** What this task involves **
What you return must match the records word for word, except that images are dropped.

BEGIN Provided material

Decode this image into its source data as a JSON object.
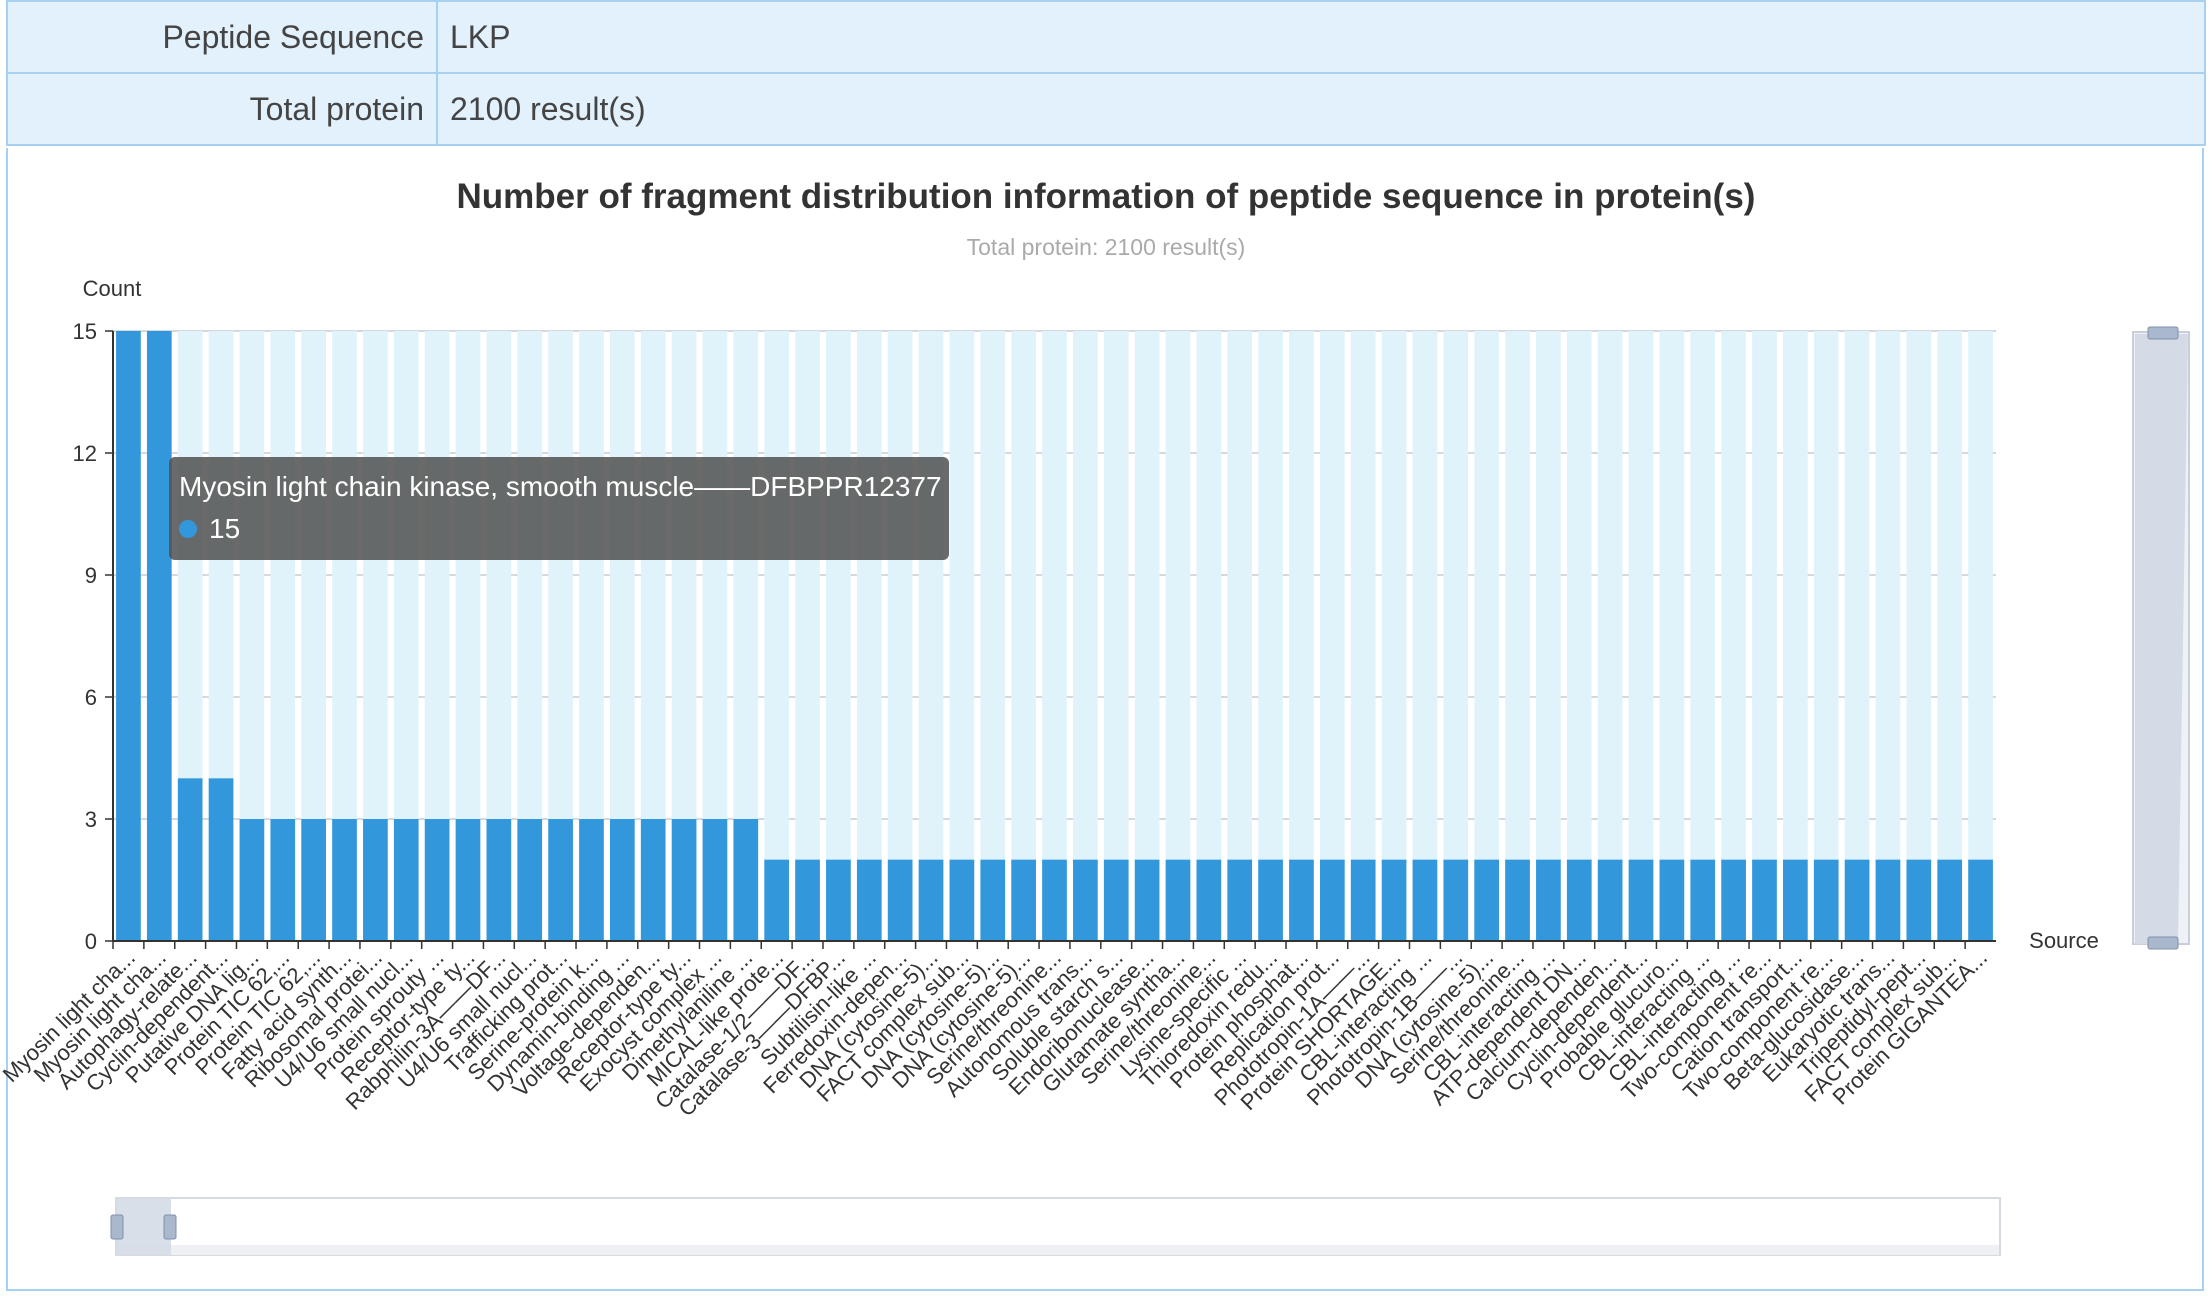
{
  "info": {
    "rows": [
      {
        "key": "Peptide Sequence",
        "value": "LKP"
      },
      {
        "key": "Total protein",
        "value": "2100 result(s)"
      }
    ]
  },
  "chart_data": {
    "type": "bar",
    "title": "Number of fragment distribution information of peptide sequence in protein(s)",
    "subtitle": "Total protein: 2100 result(s)",
    "ylabel": "Count",
    "xlabel": "Source",
    "ylim": [
      0,
      15
    ],
    "yticks": [
      0,
      3,
      6,
      9,
      12,
      15
    ],
    "grid": true,
    "bar_color": "#3398db",
    "shadow_color": "#e0f3fb",
    "categories": [
      "Myosin light cha...",
      "Myosin light cha...",
      "Autophagy-relate...",
      "Cyclin-dependent...",
      "Putative DNA lig...",
      "Protein TIC 62,...",
      "Protein TIC 62,...",
      "Fatty acid synth...",
      "Ribosomal protei...",
      "U4/U6 small nucl...",
      "Protein sprouty ...",
      "Receptor-type ty...",
      "Rabphilin-3A——DF...",
      "U4/U6 small nucl...",
      "Trafficking prot...",
      "Serine-protein k...",
      "Dynamin-binding ...",
      "Voltage-dependen...",
      "Receptor-type ty...",
      "Exocyst complex ...",
      "Dimethylaniline ...",
      "MICAL-like prote...",
      "Catalase-1/2——DF...",
      "Catalase-3——DFBP...",
      "Subtilisin-like ...",
      "Ferredoxin-depen...",
      "DNA (cytosine-5)...",
      "FACT complex sub...",
      "DNA (cytosine-5)...",
      "DNA (cytosine-5)...",
      "Serine/threonine...",
      "Autonomous trans...",
      "Soluble starch s...",
      "Endoribonuclease...",
      "Glutamate syntha...",
      "Serine/threonine...",
      "Lysine-specific ...",
      "Thioredoxin redu...",
      "Protein phosphat...",
      "Replication prot...",
      "Phototropin-1A——...",
      "Protein SHORTAGE...",
      "CBL-interacting ...",
      "Phototropin-1B——...",
      "DNA (cytosine-5)...",
      "Serine/threonine...",
      "CBL-interacting ...",
      "ATP-dependent DN...",
      "Calcium-dependen...",
      "Cyclin-dependent...",
      "Probable glucuro...",
      "CBL-interacting ...",
      "CBL-interacting ...",
      "Two-component re...",
      "Cation transport...",
      "Two-component re...",
      "Beta-glucosidase...",
      "Eukaryotic trans...",
      "Tripeptidyl-pept...",
      "FACT complex sub...",
      "Protein GIGANTEA..."
    ],
    "values": [
      15,
      15,
      4,
      4,
      3,
      3,
      3,
      3,
      3,
      3,
      3,
      3,
      3,
      3,
      3,
      3,
      3,
      3,
      3,
      3,
      3,
      2,
      2,
      2,
      2,
      2,
      2,
      2,
      2,
      2,
      2,
      2,
      2,
      2,
      2,
      2,
      2,
      2,
      2,
      2,
      2,
      2,
      2,
      2,
      2,
      2,
      2,
      2,
      2,
      2,
      2,
      2,
      2,
      2,
      2,
      2,
      2,
      2,
      2,
      2,
      2
    ]
  },
  "tooltip": {
    "title": "Myosin light chain kinase, smooth muscle——DFBPPR12377",
    "value": "15",
    "dot_color": "#3398db"
  },
  "colors": {
    "table_bg": "#e2f1fc",
    "table_border": "#a8d0f0",
    "zoom_fill": "#d4dbe6"
  }
}
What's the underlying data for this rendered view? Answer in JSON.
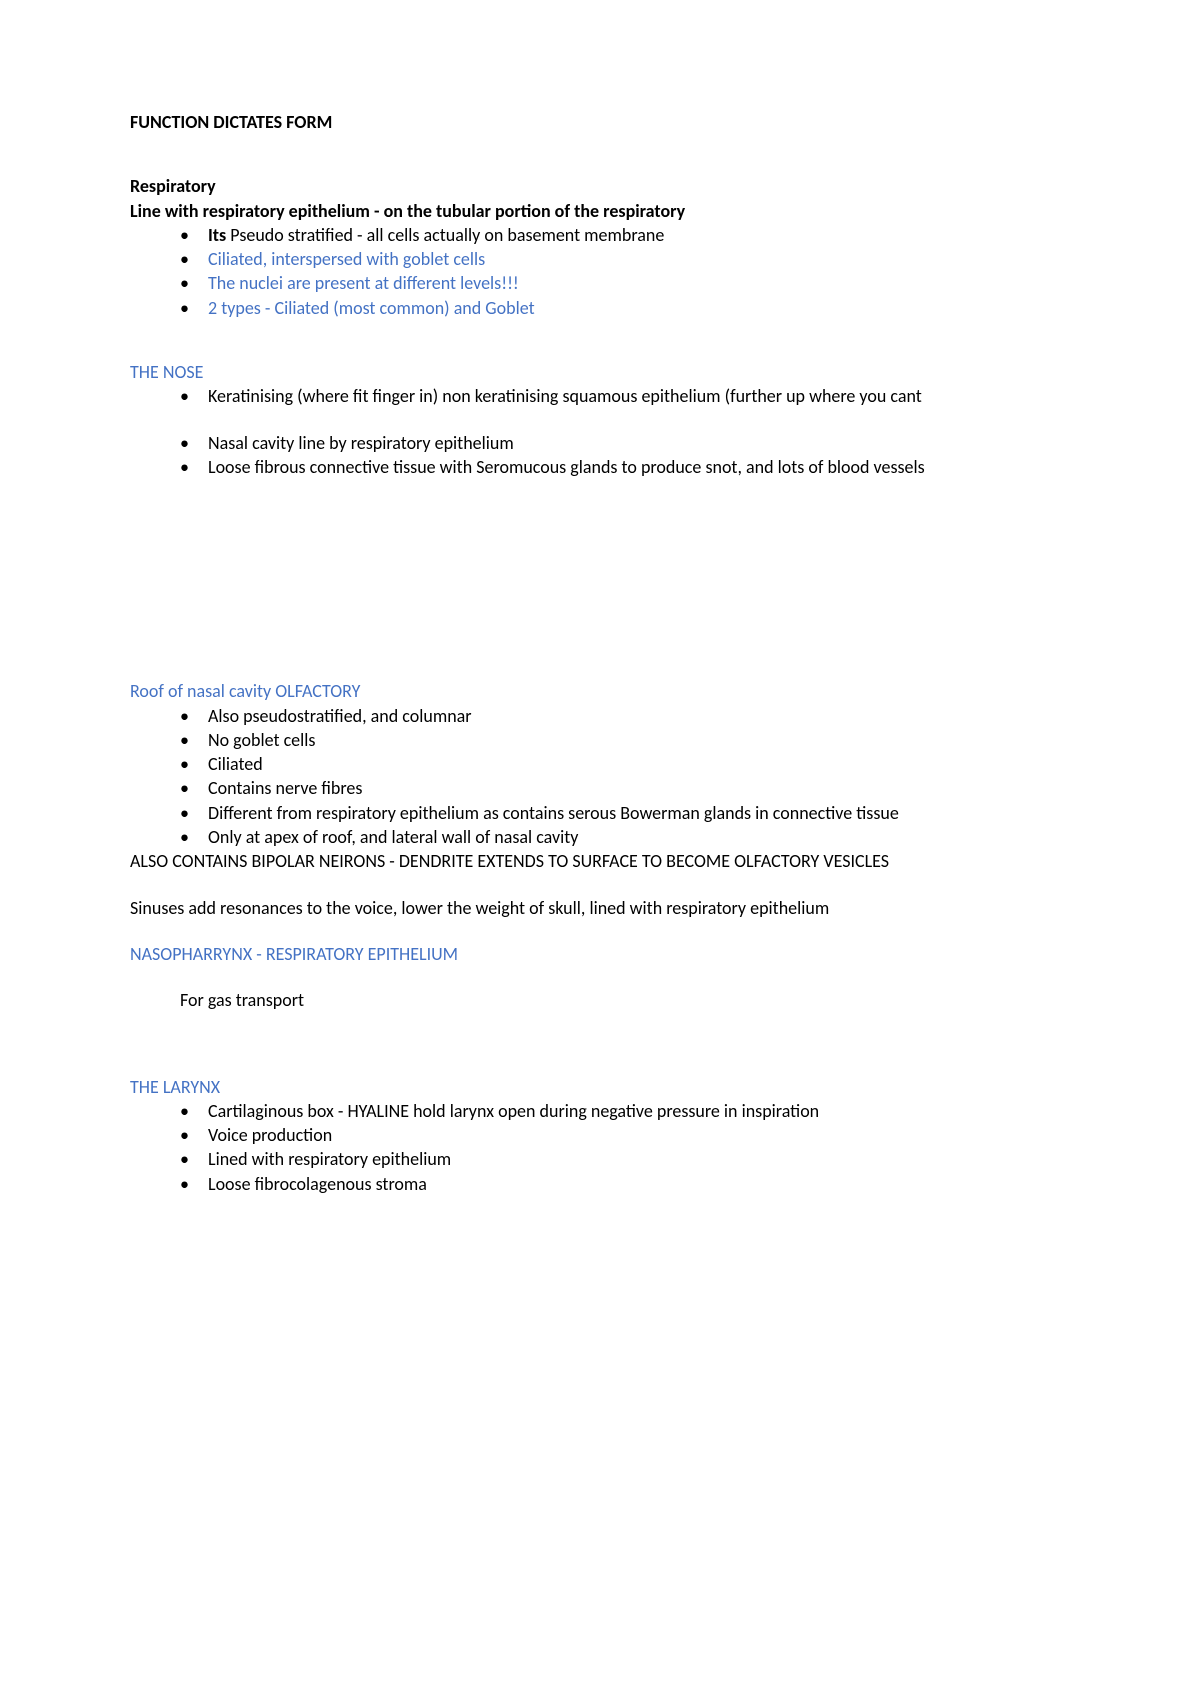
{
  "colors": {
    "text": "#000000",
    "blue": "#4472c4",
    "background": "#ffffff"
  },
  "typography": {
    "font_family": "Calibri, Arial, sans-serif",
    "font_size_pt": 13,
    "line_height": 1.35
  },
  "title": "FUNCTION DICTATES FORM",
  "respiratory": {
    "heading1": "Respiratory",
    "heading2": "Line with respiratory epithelium - on the tubular portion of the respiratory",
    "bullets": [
      {
        "prefix_bold": "Its",
        "rest": " Pseudo stratified - all cells actually on basement membrane",
        "color": "black"
      },
      {
        "text": "Ciliated, interspersed with goblet cells",
        "color": "blue"
      },
      {
        "text": "The nuclei are present at different levels!!!",
        "color": "blue"
      },
      {
        "text": "2 types - Ciliated (most common) and Goblet",
        "color": "blue"
      }
    ]
  },
  "nose": {
    "heading": "THE NOSE",
    "group1": [
      "Keratinising (where fit finger in)  non keratinising squamous epithelium (further up where you cant"
    ],
    "group2": [
      "Nasal cavity line by respiratory epithelium",
      "Loose fibrous connective tissue with Seromucous glands to produce snot, and lots of blood vessels"
    ]
  },
  "olfactory": {
    "heading": "Roof of nasal cavity  OLFACTORY",
    "bullets": [
      "Also pseudostratified, and columnar",
      "No goblet cells",
      "Ciliated",
      "Contains nerve fibres",
      "Different from respiratory epithelium as contains serous Bowerman glands in connective tissue",
      "Only at apex of roof, and lateral wall of nasal cavity"
    ],
    "after1": "ALSO CONTAINS BIPOLAR NEIRONS - DENDRITE EXTENDS TO SURFACE TO BECOME OLFACTORY VESICLES",
    "after2": "Sinuses add resonances to the voice, lower the weight of skull, lined with respiratory epithelium"
  },
  "nasopharynx": {
    "heading": "NASOPHARRYNX - RESPIRATORY EPITHELIUM",
    "body": "For gas transport"
  },
  "larynx": {
    "heading": "THE LARYNX",
    "bullets": [
      "Cartilaginous box - HYALINE hold larynx open during negative pressure in inspiration",
      "Voice production",
      "Lined with respiratory epithelium",
      "Loose fibrocolagenous stroma"
    ]
  }
}
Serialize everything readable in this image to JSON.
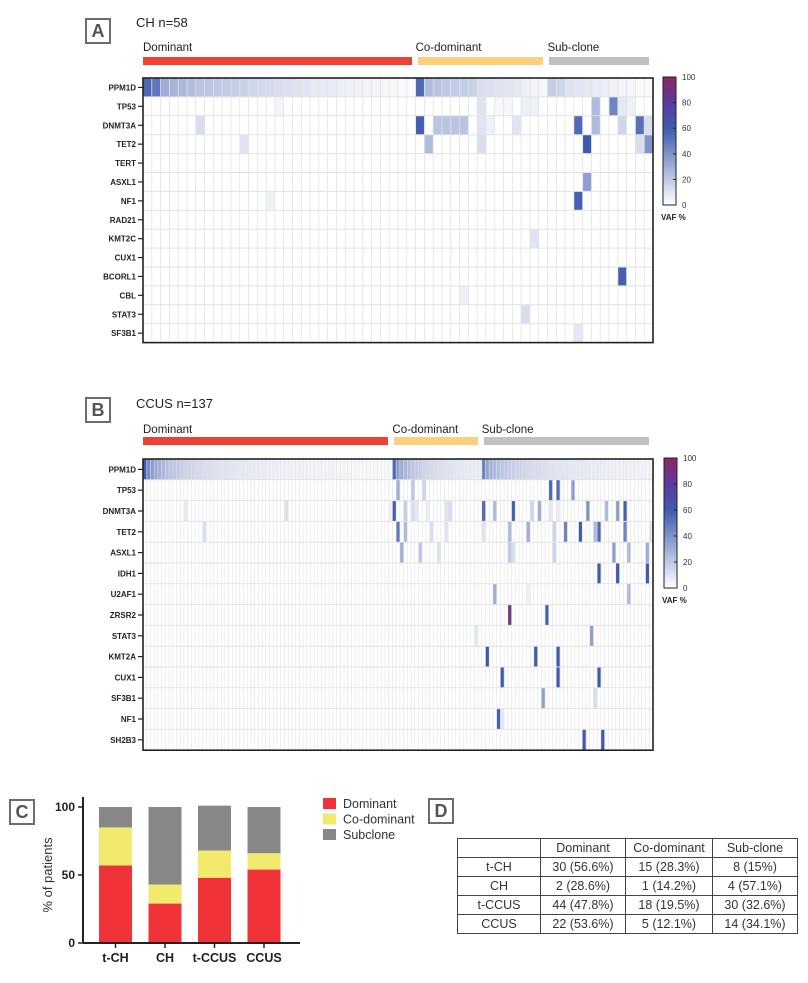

END Provided material

** Answer space **
Decode this image into its source data as a JSON object.
{
  "info": {
    "rows": [
      {
        "key": "Peptide Sequence",
        "value": "LKP"
      },
      {
        "key": "Total protein",
        "value": "2100 result(s)"
      }
    ]
  },
  "chart_data": {
    "type": "bar",
    "title": "Number of fragment distribution information of peptide sequence in protein(s)",
    "subtitle": "Total protein: 2100 result(s)",
    "ylabel": "Count",
    "xlabel": "Source",
    "ylim": [
      0,
      15
    ],
    "yticks": [
      0,
      3,
      6,
      9,
      12,
      15
    ],
    "grid": true,
    "bar_color": "#3398db",
    "shadow_color": "#e0f3fb",
    "categories": [
      "Myosin light cha...",
      "Myosin light cha...",
      "Autophagy-relate...",
      "Cyclin-dependent...",
      "Putative DNA lig...",
      "Protein TIC 62,...",
      "Protein TIC 62,...",
      "Fatty acid synth...",
      "Ribosomal protei...",
      "U4/U6 small nucl...",
      "Protein sprouty ...",
      "Receptor-type ty...",
      "Rabphilin-3A——DF...",
      "U4/U6 small nucl...",
      "Trafficking prot...",
      "Serine-protein k...",
      "Dynamin-binding ...",
      "Voltage-dependen...",
      "Receptor-type ty...",
      "Exocyst complex ...",
      "Dimethylaniline ...",
      "MICAL-like prote...",
      "Catalase-1/2——DF...",
      "Catalase-3——DFBP...",
      "Subtilisin-like ...",
      "Ferredoxin-depen...",
      "DNA (cytosine-5)...",
      "FACT complex sub...",
      "DNA (cytosine-5)...",
      "DNA (cytosine-5)...",
      "Serine/threonine...",
      "Autonomous trans...",
      "Soluble starch s...",
      "Endoribonuclease...",
      "Glutamate syntha...",
      "Serine/threonine...",
      "Lysine-specific ...",
      "Thioredoxin redu...",
      "Protein phosphat...",
      "Replication prot...",
      "Phototropin-1A——...",
      "Protein SHORTAGE...",
      "CBL-interacting ...",
      "Phototropin-1B——...",
      "DNA (cytosine-5)...",
      "Serine/threonine...",
      "CBL-interacting ...",
      "ATP-dependent DN...",
      "Calcium-dependen...",
      "Cyclin-dependent...",
      "Probable glucuro...",
      "CBL-interacting ...",
      "CBL-interacting ...",
      "Two-component re...",
      "Cation transport...",
      "Two-component re...",
      "Beta-glucosidase...",
      "Eukaryotic trans...",
      "Tripeptidyl-pept...",
      "FACT complex sub...",
      "Protein GIGANTEA..."
    ],
    "values": [
      15,
      15,
      4,
      4,
      3,
      3,
      3,
      3,
      3,
      3,
      3,
      3,
      3,
      3,
      3,
      3,
      3,
      3,
      3,
      3,
      3,
      2,
      2,
      2,
      2,
      2,
      2,
      2,
      2,
      2,
      2,
      2,
      2,
      2,
      2,
      2,
      2,
      2,
      2,
      2,
      2,
      2,
      2,
      2,
      2,
      2,
      2,
      2,
      2,
      2,
      2,
      2,
      2,
      2,
      2,
      2,
      2,
      2,
      2,
      2,
      2
    ]
  },
  "tooltip": {
    "title": "Myosin light chain kinase, smooth muscle——DFBPPR12377",
    "value": "15",
    "dot_color": "#3398db"
  },
  "colors": {
    "table_bg": "#e2f1fc",
    "table_border": "#a8d0f0",
    "zoom_fill": "#d4dbe6"
  }
}
What's the underlying data for this rendered view? Answer in JSON.
{
  "colors": {
    "text": "#000000",
    "blue": "#4472c4",
    "background": "#ffffff"
  },
  "typography": {
    "font_family": "Calibri, Arial, sans-serif",
    "font_size_pt": 13,
    "line_height": 1.35
  },
  "title": "FUNCTION DICTATES FORM",
  "respiratory": {
    "heading1": "Respiratory",
    "heading2": "Line with respiratory epithelium - on the tubular portion of the respiratory",
    "bullets": [
      {
        "prefix_bold": "Its",
        "rest": " Pseudo stratified - all cells actually on basement membrane",
        "color": "black"
      },
      {
        "text": "Ciliated, interspersed with goblet cells",
        "color": "blue"
      },
      {
        "text": "The nuclei are present at different levels!!!",
        "color": "blue"
      },
      {
        "text": "2 types - Ciliated (most common) and Goblet",
        "color": "blue"
      }
    ]
  },
  "nose": {
    "heading": "THE NOSE",
    "group1": [
      "Keratinising (where fit finger in)  non keratinising squamous epithelium (further up where you cant"
    ],
    "group2": [
      "Nasal cavity line by respiratory epithelium",
      "Loose fibrous connective tissue with Seromucous glands to produce snot, and lots of blood vessels"
    ]
  },
  "olfactory": {
    "heading": "Roof of nasal cavity  OLFACTORY",
    "bullets": [
      "Also pseudostratified, and columnar",
      "No goblet cells",
      "Ciliated",
      "Contains nerve fibres",
      "Different from respiratory epithelium as contains serous Bowerman glands in connective tissue",
      "Only at apex of roof, and lateral wall of nasal cavity"
    ],
    "after1": "ALSO CONTAINS BIPOLAR NEIRONS - DENDRITE EXTENDS TO SURFACE TO BECOME OLFACTORY VESICLES",
    "after2": "Sinuses add resonances to the voice, lower the weight of skull, lined with respiratory epithelium"
  },
  "nasopharynx": {
    "heading": "NASOPHARRYNX - RESPIRATORY EPITHELIUM",
    "body": "For gas transport"
  },
  "larynx": {
    "heading": "THE LARYNX",
    "bullets": [
      "Cartilaginous box - HYALINE hold larynx open during negative pressure in inspiration",
      "Voice production",
      "Lined with respiratory epithelium",
      "Loose fibrocolagenous stroma"
    ]
  }
}
Serialize everything readable in this image to JSON.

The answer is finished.